**WORK INSTRUCTION**
Using the profile of Noora Taipale, decide whether each statement agrees with it: (a) she earned her PhD at the University of Helsinki; (b) Abri Pataud was one of the case studies in her PhD thesis; (c) the wooden artefacts from Kalambo Falls are dated to the Early Stone Age. Answer yes or no for each, quoting the deciding words of the profile.

Noora Taipale obtained her PhD at the University of Liège in 2020, and currently works at TraceoLab as an FNRS Postdoctoral Researcher. With a Master's degree from the University of Helsinki (Finland), she was initially trained in use-wear analysis of quartz at Uppsala University (Sweden) by Prof. Kjel Knutsson. In Liège, she has expanded the scope of her research first to the European Upper Palaeolithic and then to the Middle Stone Age and Early Stone Age of Africa. She wishes to use lithic functional analysis to understand past human adaptations and their diversity over space and time.

PhD research

Framed in the context of the ERC-funded project "Evolution of stone tool hafting in the Palaeolithic" led by V. Rots, Noora's PhD thesis "Hafting as a flexible strategy: variability in stone tool hafting and use at three European Upper Palaeolithic sites" was the first large-scale application of the hafting wear method on Upper Palaeolithic assemblages. The cave site Hohle Fels, the open-air site Maisières-Canal, and the rock shelter Abri Pataud served as case studies. The results allowed her to explain patterning in hafting with a reference to task mechanics, prehistoric subsistence strategies, mobility, and social division of work.

Postdoctoral research

After obtaining her PhD, Noora joined the project "Investigating the Deep Roots of Human Behaviour", led by Prof. Lawrence Barham (University of Liverpool, UK), V. Rots, and their co-investigators. As a member of an interdisciplinary team composed of researchers from several institutes in Zambia and Europe, Noora focused on stone tools from Kalambo Falls, a famous archaeological site that has yielded a rich lithic industry as well as wooden artefacts and structures dated to the Early Stone Age. Noora's  role in the project was to provide use-wear data on tool use and hafting at the site with the help of experiments carried out in collaboration with experimental archaeologists at TraceoLab and in the UK.

Data extracted from a collection:
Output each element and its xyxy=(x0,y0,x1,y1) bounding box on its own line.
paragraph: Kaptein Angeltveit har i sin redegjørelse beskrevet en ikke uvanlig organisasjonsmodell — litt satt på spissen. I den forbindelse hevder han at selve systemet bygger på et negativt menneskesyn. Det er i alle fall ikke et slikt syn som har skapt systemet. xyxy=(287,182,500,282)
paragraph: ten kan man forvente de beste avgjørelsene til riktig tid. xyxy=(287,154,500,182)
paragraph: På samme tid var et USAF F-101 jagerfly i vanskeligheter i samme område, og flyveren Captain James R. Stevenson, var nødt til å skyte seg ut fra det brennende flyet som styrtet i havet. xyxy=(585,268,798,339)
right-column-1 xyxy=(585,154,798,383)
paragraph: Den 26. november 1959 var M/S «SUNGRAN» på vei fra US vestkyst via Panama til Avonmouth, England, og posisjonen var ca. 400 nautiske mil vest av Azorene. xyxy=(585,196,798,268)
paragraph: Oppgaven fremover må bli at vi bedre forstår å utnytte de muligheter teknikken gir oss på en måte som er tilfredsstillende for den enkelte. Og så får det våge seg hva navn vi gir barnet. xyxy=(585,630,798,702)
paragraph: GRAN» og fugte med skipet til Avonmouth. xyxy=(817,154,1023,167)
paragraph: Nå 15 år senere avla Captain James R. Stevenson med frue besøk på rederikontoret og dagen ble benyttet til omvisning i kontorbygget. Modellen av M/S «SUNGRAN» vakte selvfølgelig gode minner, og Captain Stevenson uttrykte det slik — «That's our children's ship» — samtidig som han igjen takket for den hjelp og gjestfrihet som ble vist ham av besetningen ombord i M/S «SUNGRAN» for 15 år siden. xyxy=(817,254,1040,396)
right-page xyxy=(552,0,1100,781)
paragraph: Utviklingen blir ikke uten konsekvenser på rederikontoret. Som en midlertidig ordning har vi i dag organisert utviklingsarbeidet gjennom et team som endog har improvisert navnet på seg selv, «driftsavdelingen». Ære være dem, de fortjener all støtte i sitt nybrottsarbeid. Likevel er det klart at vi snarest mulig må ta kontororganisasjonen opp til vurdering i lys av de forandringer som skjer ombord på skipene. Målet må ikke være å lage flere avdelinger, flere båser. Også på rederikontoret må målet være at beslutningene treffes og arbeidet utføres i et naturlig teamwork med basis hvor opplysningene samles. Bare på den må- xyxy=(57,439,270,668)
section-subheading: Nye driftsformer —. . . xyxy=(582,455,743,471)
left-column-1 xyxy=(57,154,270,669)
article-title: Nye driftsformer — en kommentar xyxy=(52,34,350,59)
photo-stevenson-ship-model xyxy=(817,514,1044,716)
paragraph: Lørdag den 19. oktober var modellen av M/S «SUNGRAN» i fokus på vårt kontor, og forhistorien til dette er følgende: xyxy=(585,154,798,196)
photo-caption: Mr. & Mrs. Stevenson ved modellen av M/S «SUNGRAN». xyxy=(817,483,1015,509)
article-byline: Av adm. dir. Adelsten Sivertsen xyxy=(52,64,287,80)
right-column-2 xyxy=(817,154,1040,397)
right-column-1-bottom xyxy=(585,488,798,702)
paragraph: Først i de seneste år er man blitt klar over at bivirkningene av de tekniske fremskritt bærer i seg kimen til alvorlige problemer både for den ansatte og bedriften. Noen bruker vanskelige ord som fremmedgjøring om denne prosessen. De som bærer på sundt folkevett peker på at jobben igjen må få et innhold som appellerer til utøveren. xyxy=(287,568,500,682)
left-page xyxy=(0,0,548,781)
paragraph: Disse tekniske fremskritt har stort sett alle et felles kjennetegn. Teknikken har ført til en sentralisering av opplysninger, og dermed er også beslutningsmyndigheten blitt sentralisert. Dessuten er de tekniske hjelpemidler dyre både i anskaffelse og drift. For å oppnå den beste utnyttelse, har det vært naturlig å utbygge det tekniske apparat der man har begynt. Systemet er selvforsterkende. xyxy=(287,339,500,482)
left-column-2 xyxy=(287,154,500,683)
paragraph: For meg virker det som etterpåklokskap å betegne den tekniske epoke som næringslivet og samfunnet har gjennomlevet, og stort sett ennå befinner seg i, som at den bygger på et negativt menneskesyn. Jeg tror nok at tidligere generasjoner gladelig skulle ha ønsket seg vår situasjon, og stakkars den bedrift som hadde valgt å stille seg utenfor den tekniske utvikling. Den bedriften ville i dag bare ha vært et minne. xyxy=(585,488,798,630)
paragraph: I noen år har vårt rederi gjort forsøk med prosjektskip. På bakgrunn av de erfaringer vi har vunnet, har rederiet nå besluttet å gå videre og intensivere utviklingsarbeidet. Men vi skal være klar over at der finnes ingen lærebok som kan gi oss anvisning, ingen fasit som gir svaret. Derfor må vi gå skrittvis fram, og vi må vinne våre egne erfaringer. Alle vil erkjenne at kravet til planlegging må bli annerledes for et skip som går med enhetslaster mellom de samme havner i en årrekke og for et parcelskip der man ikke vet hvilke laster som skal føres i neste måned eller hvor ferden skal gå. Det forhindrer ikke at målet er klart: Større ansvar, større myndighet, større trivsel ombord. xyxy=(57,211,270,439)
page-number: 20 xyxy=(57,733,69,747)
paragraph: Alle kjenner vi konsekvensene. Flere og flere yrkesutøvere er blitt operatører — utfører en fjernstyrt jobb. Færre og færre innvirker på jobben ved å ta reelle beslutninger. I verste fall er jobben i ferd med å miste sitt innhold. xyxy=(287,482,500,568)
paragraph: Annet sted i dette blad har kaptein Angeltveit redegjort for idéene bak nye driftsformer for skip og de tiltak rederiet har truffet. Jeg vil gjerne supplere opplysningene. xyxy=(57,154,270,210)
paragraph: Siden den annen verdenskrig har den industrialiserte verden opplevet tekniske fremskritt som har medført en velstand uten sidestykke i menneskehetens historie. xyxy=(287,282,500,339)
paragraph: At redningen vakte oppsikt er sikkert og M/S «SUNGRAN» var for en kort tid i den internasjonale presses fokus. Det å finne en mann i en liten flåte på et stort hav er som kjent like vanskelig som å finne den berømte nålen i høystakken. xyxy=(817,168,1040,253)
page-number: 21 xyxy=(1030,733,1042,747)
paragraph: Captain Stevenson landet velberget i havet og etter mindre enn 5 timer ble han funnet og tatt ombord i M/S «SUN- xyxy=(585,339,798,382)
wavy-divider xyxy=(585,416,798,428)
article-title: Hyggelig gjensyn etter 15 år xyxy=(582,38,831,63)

**EXERCISE RESULT**
(a) No: "obtained her PhD at the University of Liège in 2020"
(b) Yes: "the rock shelter Abri Pataud served as case studies"
(c) Yes: "wooden artefacts and structures dated to the Early Stone Age"